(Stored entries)

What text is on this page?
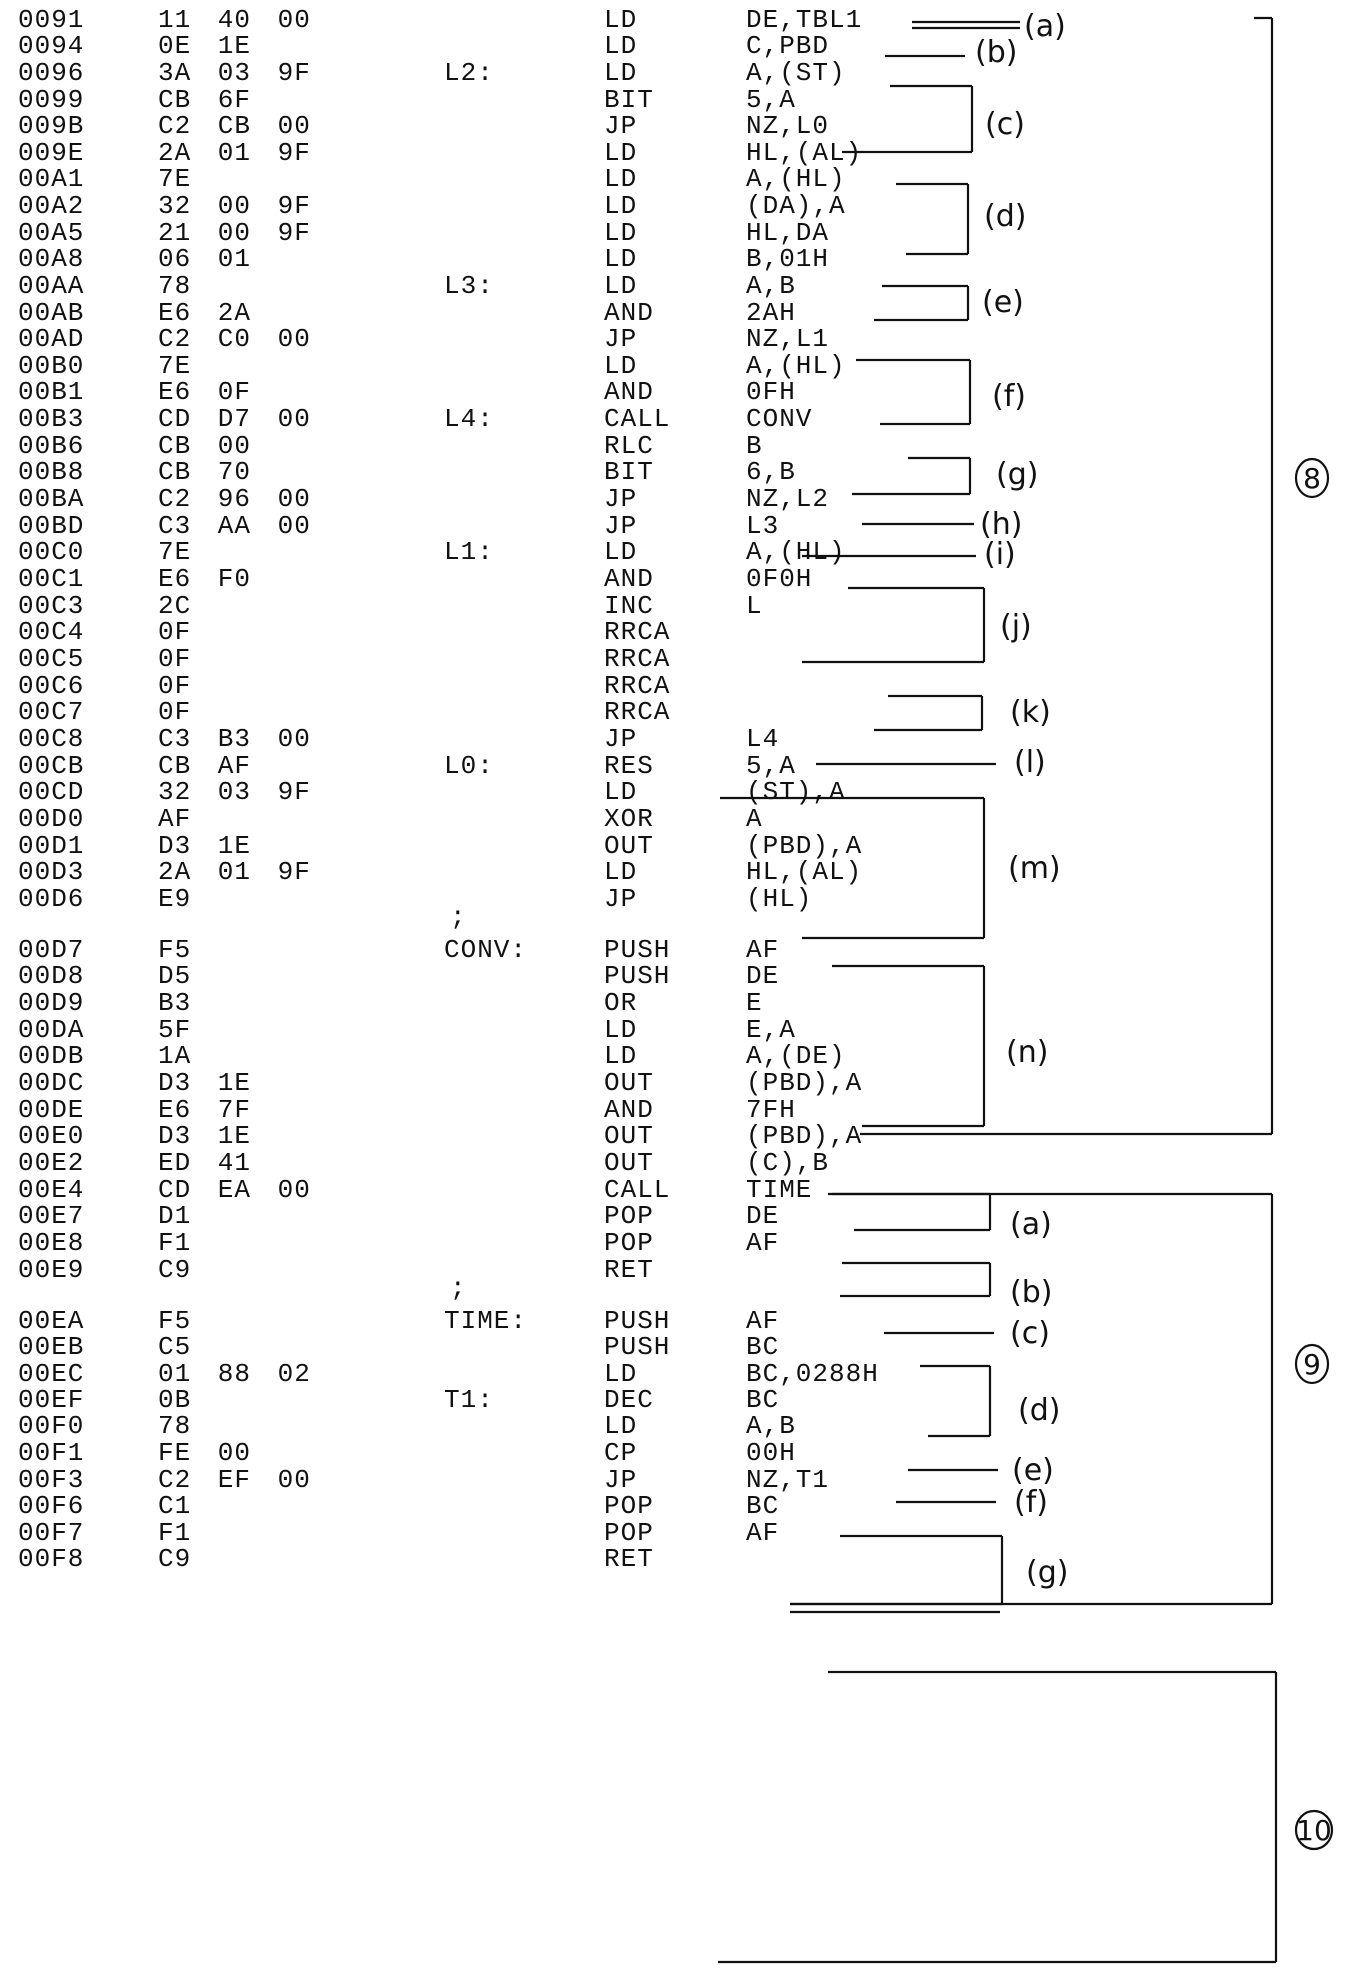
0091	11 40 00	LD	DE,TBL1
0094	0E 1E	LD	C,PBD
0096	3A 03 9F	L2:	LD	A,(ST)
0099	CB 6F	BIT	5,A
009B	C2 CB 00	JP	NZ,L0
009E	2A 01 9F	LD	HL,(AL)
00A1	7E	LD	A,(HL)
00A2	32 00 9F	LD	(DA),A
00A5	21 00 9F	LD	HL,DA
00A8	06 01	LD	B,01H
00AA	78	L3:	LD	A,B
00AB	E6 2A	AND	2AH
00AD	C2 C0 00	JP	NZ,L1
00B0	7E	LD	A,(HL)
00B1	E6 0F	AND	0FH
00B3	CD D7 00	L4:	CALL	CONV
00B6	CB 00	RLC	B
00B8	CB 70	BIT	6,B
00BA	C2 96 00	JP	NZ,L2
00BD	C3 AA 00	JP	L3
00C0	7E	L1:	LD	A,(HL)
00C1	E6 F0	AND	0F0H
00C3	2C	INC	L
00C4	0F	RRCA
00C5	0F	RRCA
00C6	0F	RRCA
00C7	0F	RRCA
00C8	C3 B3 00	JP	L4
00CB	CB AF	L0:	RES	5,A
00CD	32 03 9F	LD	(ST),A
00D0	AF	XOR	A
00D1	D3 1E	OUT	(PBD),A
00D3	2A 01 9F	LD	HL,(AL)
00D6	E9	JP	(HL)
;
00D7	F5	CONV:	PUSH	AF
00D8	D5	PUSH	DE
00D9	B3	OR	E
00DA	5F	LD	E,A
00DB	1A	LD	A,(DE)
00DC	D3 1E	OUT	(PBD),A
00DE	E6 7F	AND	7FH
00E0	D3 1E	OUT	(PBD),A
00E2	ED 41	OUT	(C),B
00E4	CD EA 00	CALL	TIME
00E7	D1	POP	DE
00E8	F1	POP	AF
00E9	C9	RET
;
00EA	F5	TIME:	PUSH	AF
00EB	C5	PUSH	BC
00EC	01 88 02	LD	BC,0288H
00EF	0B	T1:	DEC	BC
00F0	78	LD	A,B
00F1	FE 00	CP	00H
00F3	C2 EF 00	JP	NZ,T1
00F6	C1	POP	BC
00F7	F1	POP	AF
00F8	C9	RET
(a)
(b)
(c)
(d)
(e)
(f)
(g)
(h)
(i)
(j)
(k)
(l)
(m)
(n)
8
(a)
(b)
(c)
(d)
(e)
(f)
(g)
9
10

WHAT YOU ARE ASKED TO DO:
All of the lines above should be retyped precisely, apart from the pictures.

TASK RESULT:
What text is on this page?
0091	11 40 00	LD	DE,TBL1
0094	0E 1E	LD	C,PBD
0096	3A 03 9F	L2:	LD	A,(ST)
0099	CB 6F	BIT	5,A
009B	C2 CB 00	JP	NZ,L0
009E	2A 01 9F	LD	HL,(AL)
00A1	7E	LD	A,(HL)
00A2	32 00 9F	LD	(DA),A
00A5	21 00 9F	LD	HL,DA
00A8	06 01	LD	B,01H
00AA	78	L3:	LD	A,B
00AB	E6 2A	AND	2AH
00AD	C2 C0 00	JP	NZ,L1
00B0	7E	LD	A,(HL)
00B1	E6 0F	AND	0FH
00B3	CD D7 00	L4:	CALL	CONV
00B6	CB 00	RLC	B
00B8	CB 70	BIT	6,B
00BA	C2 96 00	JP	NZ,L2
00BD	C3 AA 00	JP	L3
00C0	7E	L1:	LD	A,(HL)
00C1	E6 F0	AND	0F0H
00C3	2C	INC	L
00C4	0F	RRCA
00C5	0F	RRCA
00C6	0F	RRCA
00C7	0F	RRCA
00C8	C3 B3 00	JP	L4
00CB	CB AF	L0:	RES	5,A
00CD	32 03 9F	LD	(ST),A
00D0	AF	XOR	A
00D1	D3 1E	OUT	(PBD),A
00D3	2A 01 9F	LD	HL,(AL)
00D6	E9	JP	(HL)
;
00D7	F5	CONV:	PUSH	AF
00D8	D5	PUSH	DE
00D9	B3	OR	E
00DA	5F	LD	E,A
00DB	1A	LD	A,(DE)
00DC	D3 1E	OUT	(PBD),A
00DE	E6 7F	AND	7FH
00E0	D3 1E	OUT	(PBD),A
00E2	ED 41	OUT	(C),B
00E4	CD EA 00	CALL	TIME
00E7	D1	POP	DE
00E8	F1	POP	AF
00E9	C9	RET
;
00EA	F5	TIME:	PUSH	AF
00EB	C5	PUSH	BC
00EC	01 88 02	LD	BC,0288H
00EF	0B	T1:	DEC	BC
00F0	78	LD	A,B
00F1	FE 00	CP	00H
00F3	C2 EF 00	JP	NZ,T1
00F6	C1	POP	BC
00F7	F1	POP	AF
00F8	C9	RET
(a)
(b)
(c)
(d)
(e)
(f)
(g)
(h)
(i)
(j)
(k)
(l)
(m)
(n)
8
(a)
(b)
(c)
(d)
(e)
(f)
(g)
9
10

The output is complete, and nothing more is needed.